__TAREFAS A CUMPRIR__:
A) Transcreva o trecho do texto sobre inclusão digital na Bahia que vai de "O salário que" a "Velha do Aeroporto.".
B) Responda às perguntas abaixo com base no texto sobre inclusão digital na Bahia.
(i) Quantos anos tem Valdirene de Jesus Santos?
(ii) Em que bairro de Salvador mora Valdirene?
(iii) Qual é a profissão de Eliene Barros?

__BLOCO DE TEXTO__:
★ ★ ★ ★ ★ ★ ★

ECONOMIA
20ª em acesso à internet, inclusão digital é desafio na BA
Aos 28 anos, Valdirene de Jesus Santos não conhece a rede de computadores que interliga milhões de pessoas em todo o mundo e virou uma febre em diversos países. Moradora do bairro de Vista Alegre, em Salvador, ela não esconde a vontade de aprender a utilizar o computador. Já ouvi falar de internet, mas nunca naveguei. Tenho até vontade de fazer um curso de informática para aprender, mas ainda não tive oportunidade, conta.
O salário que ganha como babá é comprometido com contas de aluguel, água e luz e não é suficiente para comprar um computador.
Também sem condição de adquirir um computador ou pagar pelo acesso, a jovem Eliene Barros, de 20 anos, espera pela oportunidade para mergulhar no universo das tecnologias da informação e comunicação. Sei que é importante, principalmente para trabalhar, mas não tenho como pagar, explica a babá, que por vergonha de não saber mexer no equipamento, evita freqüentar lan houses no bairro onde mora, na Estrada Velha do Aeroporto.

★ ★ ★ ★ ★ ★ ★

__DADOS__:
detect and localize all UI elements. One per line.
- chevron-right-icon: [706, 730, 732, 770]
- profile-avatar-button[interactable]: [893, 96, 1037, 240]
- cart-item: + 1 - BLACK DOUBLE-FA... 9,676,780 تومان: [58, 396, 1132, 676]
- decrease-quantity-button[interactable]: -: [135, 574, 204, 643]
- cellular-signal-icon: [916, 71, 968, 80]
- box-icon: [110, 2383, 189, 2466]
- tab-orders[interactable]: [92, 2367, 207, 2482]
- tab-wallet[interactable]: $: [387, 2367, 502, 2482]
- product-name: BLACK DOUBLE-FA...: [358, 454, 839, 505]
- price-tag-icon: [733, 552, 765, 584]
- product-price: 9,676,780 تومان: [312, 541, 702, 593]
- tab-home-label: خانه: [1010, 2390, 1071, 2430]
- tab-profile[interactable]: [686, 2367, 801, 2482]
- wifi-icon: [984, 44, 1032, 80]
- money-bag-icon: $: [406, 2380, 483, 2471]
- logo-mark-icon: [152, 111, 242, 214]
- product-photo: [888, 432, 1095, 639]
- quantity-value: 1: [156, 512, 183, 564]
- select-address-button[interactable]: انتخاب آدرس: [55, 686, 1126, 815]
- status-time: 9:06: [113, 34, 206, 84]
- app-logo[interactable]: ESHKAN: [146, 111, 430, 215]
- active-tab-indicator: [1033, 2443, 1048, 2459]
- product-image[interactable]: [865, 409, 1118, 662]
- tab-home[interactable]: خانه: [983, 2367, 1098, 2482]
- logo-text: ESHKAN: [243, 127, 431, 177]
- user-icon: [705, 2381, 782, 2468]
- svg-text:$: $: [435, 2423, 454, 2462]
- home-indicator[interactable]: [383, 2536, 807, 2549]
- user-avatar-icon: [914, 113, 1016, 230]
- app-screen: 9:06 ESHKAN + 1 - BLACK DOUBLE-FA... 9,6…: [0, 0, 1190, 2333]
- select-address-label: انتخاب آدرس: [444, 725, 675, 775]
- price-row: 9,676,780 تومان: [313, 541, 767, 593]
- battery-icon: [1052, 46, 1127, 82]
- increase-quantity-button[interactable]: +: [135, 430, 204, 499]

★ ★ ★ ★ ★ ★ ★

__RESPOSTAS ESCRITAS__:
A)
O salário que ganha como babá é comprometido com contas de aluguel, água e luz e não é suficiente para comprar um computador.
Também sem condição de adquirir um computador ou pagar pelo acesso, a jovem Eliene Barros, de 20 anos, espera pela oportunidade para mergulhar no universo das tecnologias da informação e comunicação. Sei que é importante, principalmente para trabalhar, mas não tenho como pagar, explica a babá, que por vergonha de não saber mexer no equipamento, evita freqüentar lan houses no bairro onde mora, na Estrada Velha do Aeroporto.

B)
(i) 28 anos.
(ii) Vista Alegre.
(iii) Babá.